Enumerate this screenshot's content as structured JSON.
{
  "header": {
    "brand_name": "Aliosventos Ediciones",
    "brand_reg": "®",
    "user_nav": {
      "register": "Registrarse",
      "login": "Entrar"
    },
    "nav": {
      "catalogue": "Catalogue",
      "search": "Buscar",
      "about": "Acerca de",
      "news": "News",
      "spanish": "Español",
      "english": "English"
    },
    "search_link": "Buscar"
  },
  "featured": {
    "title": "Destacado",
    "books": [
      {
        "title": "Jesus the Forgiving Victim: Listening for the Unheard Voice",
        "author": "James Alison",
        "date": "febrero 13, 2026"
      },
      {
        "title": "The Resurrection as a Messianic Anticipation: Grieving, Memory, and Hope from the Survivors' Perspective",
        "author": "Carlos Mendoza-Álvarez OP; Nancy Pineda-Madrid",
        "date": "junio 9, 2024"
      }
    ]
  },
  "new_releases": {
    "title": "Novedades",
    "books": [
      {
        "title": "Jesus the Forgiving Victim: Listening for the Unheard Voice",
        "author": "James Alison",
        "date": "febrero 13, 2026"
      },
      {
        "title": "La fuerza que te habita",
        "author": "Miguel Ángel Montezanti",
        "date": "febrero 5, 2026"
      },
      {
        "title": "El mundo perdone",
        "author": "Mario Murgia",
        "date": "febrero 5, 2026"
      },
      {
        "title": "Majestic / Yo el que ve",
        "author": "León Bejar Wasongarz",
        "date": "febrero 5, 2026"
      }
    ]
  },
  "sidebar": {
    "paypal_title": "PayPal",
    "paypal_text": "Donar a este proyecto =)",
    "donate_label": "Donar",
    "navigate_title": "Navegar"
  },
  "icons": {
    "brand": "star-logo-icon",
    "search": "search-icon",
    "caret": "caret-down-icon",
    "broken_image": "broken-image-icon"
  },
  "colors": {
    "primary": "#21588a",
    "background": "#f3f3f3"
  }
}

-------------------------

_Task directions_. Repeat every entry exactly as written above.

_Correct response_.
Enumerate this screenshot's content as structured JSON.
{
  "header": {
    "brand_name": "Aliosventos Ediciones",
    "brand_reg": "®",
    "user_nav": {
      "register": "Registrarse",
      "login": "Entrar"
    },
    "nav": {
      "catalogue": "Catalogue",
      "search": "Buscar",
      "about": "Acerca de",
      "news": "News",
      "spanish": "Español",
      "english": "English"
    },
    "search_link": "Buscar"
  },
  "featured": {
    "title": "Destacado",
    "books": [
      {
        "title": "Jesus the Forgiving Victim: Listening for the Unheard Voice",
        "author": "James Alison",
        "date": "febrero 13, 2026"
      },
      {
        "title": "The Resurrection as a Messianic Anticipation: Grieving, Memory, and Hope from the Survivors' Perspective",
        "author": "Carlos Mendoza-Álvarez OP; Nancy Pineda-Madrid",
        "date": "junio 9, 2024"
      }
    ]
  },
  "new_releases": {
    "title": "Novedades",
    "books": [
      {
        "title": "Jesus the Forgiving Victim: Listening for the Unheard Voice",
        "author": "James Alison",
        "date": "febrero 13, 2026"
      },
      {
        "title": "La fuerza que te habita",
        "author": "Miguel Ángel Montezanti",
        "date": "febrero 5, 2026"
      },
      {
        "title": "El mundo perdone",
        "author": "Mario Murgia",
        "date": "febrero 5, 2026"
      },
      {
        "title": "Majestic / Yo el que ve",
        "author": "León Bejar Wasongarz",
        "date": "febrero 5, 2026"
      }
    ]
  },
  "sidebar": {
    "paypal_title": "PayPal",
    "paypal_text": "Donar a este proyecto =)",
    "donate_label": "Donar",
    "navigate_title": "Navegar"
  },
  "icons": {
    "brand": "star-logo-icon",
    "search": "search-icon",
    "caret": "caret-down-icon",
    "broken_image": "broken-image-icon"
  },
  "colors": {
    "primary": "#21588a",
    "background": "#f3f3f3"
  }
}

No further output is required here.